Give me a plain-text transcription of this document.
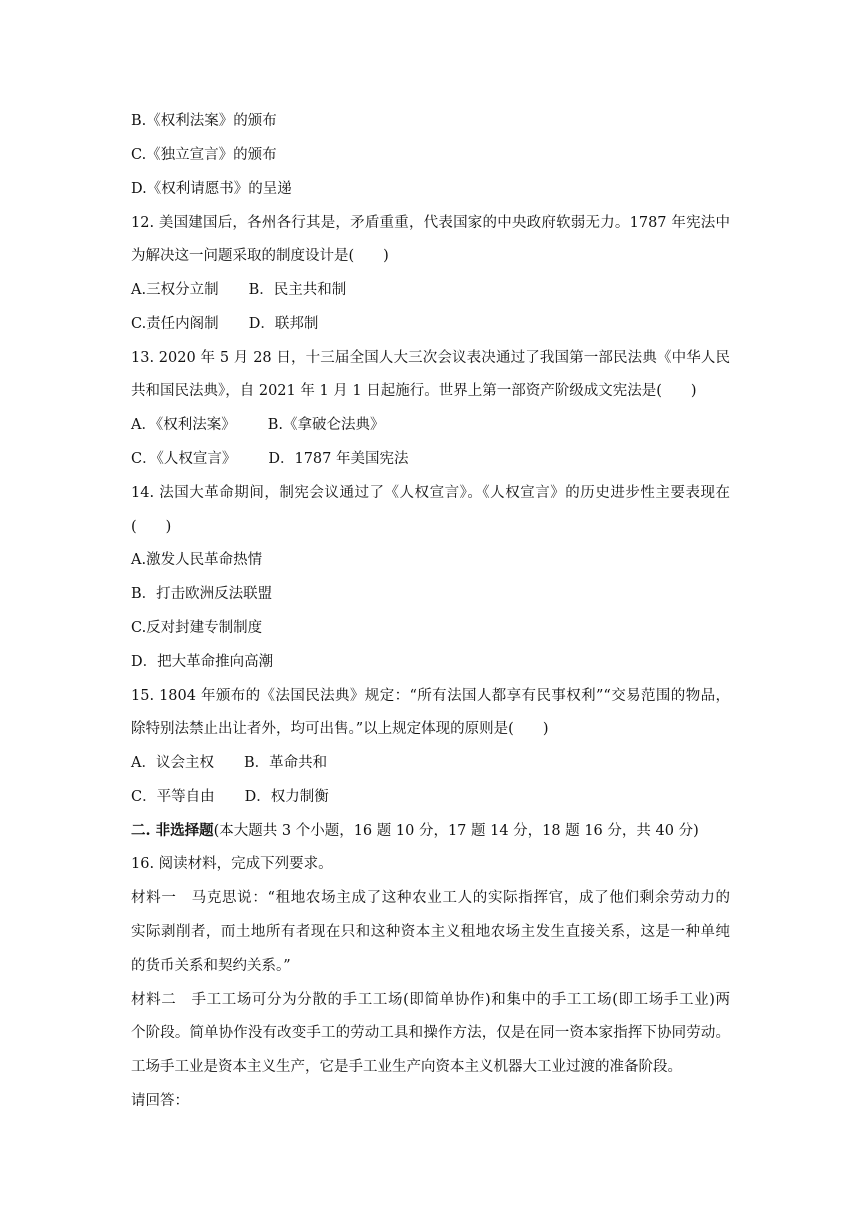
B.《权利法案》的颁布
C.《独立宣言》的颁布
D.《权利请愿书》的呈递
12. 美国建国后，各州各行其是，矛盾重重，代表国家的中央政府软弱无力。1787 年宪法中
为解决这一问题采取的制度设计是(　　)
A.三权分立制 B．民主共和制
C.责任内阁制 D．联邦制
13. 2020 年 5 月 28 日，十三届全国人大三次会议表决通过了我国第一部民法典《中华人民
共和国民法典》，自 2021 年 1 月 1 日起施行。世界上第一部资产阶级成文宪法是(　　)
A．《权利法案》 B.《拿破仑法典》
C．《人权宣言》 D．1787 年美国宪法
14. 法国大革命期间，制宪会议通过了《人权宣言》。《人权宣言》的历史进步性主要表现在
(　　)
A.激发人民革命热情
B．打击欧洲反法联盟
C.反对封建专制制度
D．把大革命推向高潮
15. 1804 年颁布的《法国民法典》规定：“所有法国人都享有民事权利”“交易范围的物品，
除特别法禁止出让者外，均可出售。”以上规定体现的原则是(　　)
A．议会主权 B．革命共和
C．平等自由 D．权力制衡
二. 非选择题(本大题共 3 个小题，16 题 10 分，17 题 14 分，18 题 16 分，共 40 分)
16. 阅读材料，完成下列要求。
材料一　马克思说：“租地农场主成了这种农业工人的实际指挥官，成了他们剩余劳动力的
实际剥削者，而土地所有者现在只和这种资本主义租地农场主发生直接关系，这是一种单纯
的货币关系和契约关系。”
材料二　手工工场可分为分散的手工工场(即简单协作)和集中的手工工场(即工场手工业)两
个阶段。简单协作没有改变手工的劳动工具和操作方法，仅是在同一资本家指挥下协同劳动。
工场手工业是资本主义生产，它是手工业生产向资本主义机器大工业过渡的准备阶段。
请回答：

##############################

Quote every line of the records above exactly; no picture is to be copied.

Give me a plain-text transcription of this document.
B.《权利法案》的颁布
C.《独立宣言》的颁布
D.《权利请愿书》的呈递
12. 美国建国后，各州各行其是，矛盾重重，代表国家的中央政府软弱无力。1787 年宪法中
为解决这一问题采取的制度设计是(　　)
A.三权分立制 B．民主共和制
C.责任内阁制 D．联邦制
13. 2020 年 5 月 28 日，十三届全国人大三次会议表决通过了我国第一部民法典《中华人民
共和国民法典》，自 2021 年 1 月 1 日起施行。世界上第一部资产阶级成文宪法是(　　)
A．《权利法案》 B.《拿破仑法典》
C．《人权宣言》 D．1787 年美国宪法
14. 法国大革命期间，制宪会议通过了《人权宣言》。《人权宣言》的历史进步性主要表现在
(　　)
A.激发人民革命热情
B．打击欧洲反法联盟
C.反对封建专制制度
D．把大革命推向高潮
15. 1804 年颁布的《法国民法典》规定：“所有法国人都享有民事权利”“交易范围的物品，
除特别法禁止出让者外，均可出售。”以上规定体现的原则是(　　)
A．议会主权 B．革命共和
C．平等自由 D．权力制衡
二. 非选择题(本大题共 3 个小题，16 题 10 分，17 题 14 分，18 题 16 分，共 40 分)
16. 阅读材料，完成下列要求。
材料一　马克思说：“租地农场主成了这种农业工人的实际指挥官，成了他们剩余劳动力的
实际剥削者，而土地所有者现在只和这种资本主义租地农场主发生直接关系，这是一种单纯
的货币关系和契约关系。”
材料二　手工工场可分为分散的手工工场(即简单协作)和集中的手工工场(即工场手工业)两
个阶段。简单协作没有改变手工的劳动工具和操作方法，仅是在同一资本家指挥下协同劳动。
工场手工业是资本主义生产，它是手工业生产向资本主义机器大工业过渡的准备阶段。
请回答：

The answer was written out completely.